-- Arbeitsauftrag --
Wie geht der unten stehende Artikel über ADHS bei Erwachsenen weiter? Setze ihn im Anschluss an seinen letzten Satz fort.

-- Textauszug --
= = = =
Was bei Erwachsenen anders ist |
Christina Hohmann-Jeddi |
13.06.2024 09:00 Uhr |
Wie entsteht die Entwicklungsstörung? »ADHS ist stark genetisch beeinflusst, wobei nicht ein Gen, sondern Tausende Risikogene zusammenspielen«, sagte Philipsen. Man ist noch weit davon entfernt, zu verstehen, welche Varianten für welche Effekte verantwortlich sind. »Ein Teil der Varianten ist aber mit der frühen Hirnentwicklung assoziiert.«
Es gebe auch große Überlappungen von Risikogenen mit anderen psychischen Erkrankungen und Entwicklungsstörungen, vor allem Depressionen, Autismus-Spektrum- oder Schlafstörungen, aber auch Adipositas. Letztere sei keine reine Folge der Impulskontrollstörung, sondern habe gemeinsame genetische Wurzeln mit ADHS. »Entsprechend häufig sind Komorbiditäten«, machte die Ärztin deutlich. »Sie sind nicht die Ausnahme, sondern die Regel.«
Begleiterkrankungen sind bei ADHS die Regel, nicht die Ausnahme. Dazu gehören etwa Depressionen oder Angststörungen. / Foto: Adobe Stock/marjan4782
Häufig tritt ADHS zusammen mit psychischen Krankheiten auf. Einer schwedischen Registerstudie zufolge ist zum Beispiel das Risiko für eine Substanzabhängigkeit bei ADHS um den Faktor 10 höher als bei Nichtbetroffenen (»Plos One« 2018, DOI: 10.1371/journal.pone.0204516). Ähnliche Risikoerhöhungen fanden sich für Depressionen, bipolare Erkrankungen sowie Angststörungen. »Auf Suchtstationen schaut man inzwischen gezielt nach ADHS«, berichtete Philipsen. Weniger im Blick habe man bislang aber den Anteil an ADHS-Patienten bei Menschen mit Depressionen. In der Studie war auch das Risiko für Bluthochdruck und Typ-2-Diabetes doppelt so hoch wie bei Nichtbetroffenen.
= = = =
-- Datenauszug --
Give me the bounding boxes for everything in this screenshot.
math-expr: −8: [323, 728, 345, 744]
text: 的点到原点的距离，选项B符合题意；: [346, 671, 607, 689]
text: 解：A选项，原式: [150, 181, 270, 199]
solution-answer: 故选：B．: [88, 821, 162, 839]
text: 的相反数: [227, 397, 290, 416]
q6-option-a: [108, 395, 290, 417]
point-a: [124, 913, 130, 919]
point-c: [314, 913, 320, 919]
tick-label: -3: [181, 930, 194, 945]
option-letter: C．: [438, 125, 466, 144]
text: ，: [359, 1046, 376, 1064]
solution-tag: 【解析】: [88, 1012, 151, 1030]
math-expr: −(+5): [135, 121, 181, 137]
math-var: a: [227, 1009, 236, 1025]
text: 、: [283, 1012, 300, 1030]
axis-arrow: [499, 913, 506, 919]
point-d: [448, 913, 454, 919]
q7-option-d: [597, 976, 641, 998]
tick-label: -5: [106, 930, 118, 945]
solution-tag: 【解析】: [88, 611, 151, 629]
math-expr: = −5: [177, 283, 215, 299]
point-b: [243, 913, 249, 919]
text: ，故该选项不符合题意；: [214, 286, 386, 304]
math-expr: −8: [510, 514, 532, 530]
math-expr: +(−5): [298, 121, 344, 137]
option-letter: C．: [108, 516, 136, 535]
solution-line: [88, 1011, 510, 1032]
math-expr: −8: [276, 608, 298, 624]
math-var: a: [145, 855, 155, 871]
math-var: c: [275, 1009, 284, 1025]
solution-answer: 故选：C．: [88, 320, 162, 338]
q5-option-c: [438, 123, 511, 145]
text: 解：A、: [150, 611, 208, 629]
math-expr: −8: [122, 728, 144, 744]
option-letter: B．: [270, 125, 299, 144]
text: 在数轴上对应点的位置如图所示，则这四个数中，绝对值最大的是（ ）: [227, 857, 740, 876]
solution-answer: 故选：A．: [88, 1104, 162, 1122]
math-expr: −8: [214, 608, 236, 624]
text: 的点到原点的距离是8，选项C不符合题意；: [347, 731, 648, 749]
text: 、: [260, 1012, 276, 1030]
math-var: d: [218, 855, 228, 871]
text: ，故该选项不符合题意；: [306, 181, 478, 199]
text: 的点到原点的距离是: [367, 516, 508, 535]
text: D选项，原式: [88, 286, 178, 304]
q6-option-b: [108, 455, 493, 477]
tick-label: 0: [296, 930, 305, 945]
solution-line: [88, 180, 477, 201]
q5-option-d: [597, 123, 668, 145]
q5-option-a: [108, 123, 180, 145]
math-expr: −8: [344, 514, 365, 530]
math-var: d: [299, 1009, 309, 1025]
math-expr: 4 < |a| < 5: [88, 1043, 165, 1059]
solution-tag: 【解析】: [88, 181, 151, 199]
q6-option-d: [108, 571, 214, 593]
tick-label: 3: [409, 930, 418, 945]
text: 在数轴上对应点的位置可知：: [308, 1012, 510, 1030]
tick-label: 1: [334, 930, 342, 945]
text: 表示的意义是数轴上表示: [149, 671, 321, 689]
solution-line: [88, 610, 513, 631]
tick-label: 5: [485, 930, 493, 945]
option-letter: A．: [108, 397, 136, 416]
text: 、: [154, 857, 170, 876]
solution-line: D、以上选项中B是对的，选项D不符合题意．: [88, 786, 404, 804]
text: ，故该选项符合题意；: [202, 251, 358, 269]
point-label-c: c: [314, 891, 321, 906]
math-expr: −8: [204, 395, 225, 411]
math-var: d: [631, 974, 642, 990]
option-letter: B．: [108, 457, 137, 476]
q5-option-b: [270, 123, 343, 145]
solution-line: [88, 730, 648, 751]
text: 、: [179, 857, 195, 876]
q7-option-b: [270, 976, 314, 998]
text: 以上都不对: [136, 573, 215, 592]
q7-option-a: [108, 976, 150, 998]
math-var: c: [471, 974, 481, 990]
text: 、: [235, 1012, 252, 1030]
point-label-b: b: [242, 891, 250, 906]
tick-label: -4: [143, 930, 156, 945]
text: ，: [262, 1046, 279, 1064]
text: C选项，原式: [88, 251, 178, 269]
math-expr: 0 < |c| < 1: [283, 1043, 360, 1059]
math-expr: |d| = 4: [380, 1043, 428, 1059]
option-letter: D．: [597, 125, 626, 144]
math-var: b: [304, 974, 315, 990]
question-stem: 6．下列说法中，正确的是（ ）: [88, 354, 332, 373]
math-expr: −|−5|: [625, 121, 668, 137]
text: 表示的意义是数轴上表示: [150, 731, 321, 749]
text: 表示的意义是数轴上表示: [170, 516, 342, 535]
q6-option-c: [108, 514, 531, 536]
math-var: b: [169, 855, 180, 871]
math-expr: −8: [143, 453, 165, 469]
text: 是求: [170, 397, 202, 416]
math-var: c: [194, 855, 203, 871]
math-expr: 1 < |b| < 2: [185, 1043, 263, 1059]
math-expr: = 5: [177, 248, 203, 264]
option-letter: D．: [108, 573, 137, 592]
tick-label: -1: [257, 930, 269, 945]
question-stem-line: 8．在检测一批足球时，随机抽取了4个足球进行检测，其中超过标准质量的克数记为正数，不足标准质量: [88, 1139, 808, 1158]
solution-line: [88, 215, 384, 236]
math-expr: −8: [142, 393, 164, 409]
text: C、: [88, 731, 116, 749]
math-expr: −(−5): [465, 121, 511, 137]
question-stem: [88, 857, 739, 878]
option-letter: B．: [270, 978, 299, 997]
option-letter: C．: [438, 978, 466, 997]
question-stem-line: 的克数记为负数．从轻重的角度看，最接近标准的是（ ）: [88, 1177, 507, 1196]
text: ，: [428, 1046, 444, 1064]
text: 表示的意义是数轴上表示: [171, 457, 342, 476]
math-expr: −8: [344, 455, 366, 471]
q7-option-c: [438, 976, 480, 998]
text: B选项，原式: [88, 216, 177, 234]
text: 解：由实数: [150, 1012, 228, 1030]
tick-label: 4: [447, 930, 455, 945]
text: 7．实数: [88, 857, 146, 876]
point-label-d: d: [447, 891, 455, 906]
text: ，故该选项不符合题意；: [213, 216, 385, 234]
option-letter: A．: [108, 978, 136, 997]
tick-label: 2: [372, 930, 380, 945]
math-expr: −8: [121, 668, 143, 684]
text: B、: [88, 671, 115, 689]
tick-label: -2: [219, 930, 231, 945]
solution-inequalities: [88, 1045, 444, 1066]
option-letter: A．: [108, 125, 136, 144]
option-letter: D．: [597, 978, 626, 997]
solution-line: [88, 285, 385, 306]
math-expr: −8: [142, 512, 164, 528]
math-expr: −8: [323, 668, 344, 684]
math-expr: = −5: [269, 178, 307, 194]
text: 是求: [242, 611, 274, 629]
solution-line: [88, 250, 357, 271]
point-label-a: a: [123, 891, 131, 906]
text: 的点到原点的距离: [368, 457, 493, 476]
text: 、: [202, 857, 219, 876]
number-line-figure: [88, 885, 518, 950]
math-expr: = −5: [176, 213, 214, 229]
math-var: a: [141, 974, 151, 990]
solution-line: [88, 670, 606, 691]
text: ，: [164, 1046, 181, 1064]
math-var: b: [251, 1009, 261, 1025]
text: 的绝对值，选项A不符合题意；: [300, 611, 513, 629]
= = = =
-- Ergebnis --
»Kardiovaskuläre Erkrankungen und andere körperliche Erkrankungen kommen bei Menschen mit ADHS gehäuft vor«, bestätigte Philipsen. Zu nennen sind etwa Epilepsie, Migräne, Restless-Legs-Syndrom, neurodegenerative Erkrankungen, atopische Dermatitis, Allergien und eben Adipositas. Zudem träten bei Frauen mit ADHS das prämenstruelle Syndrom, die postpartale Depression und auch Wechseljahresbeschwerden verstärkt auf – die postpartale Depression sei sogar »dramatisch häufiger«.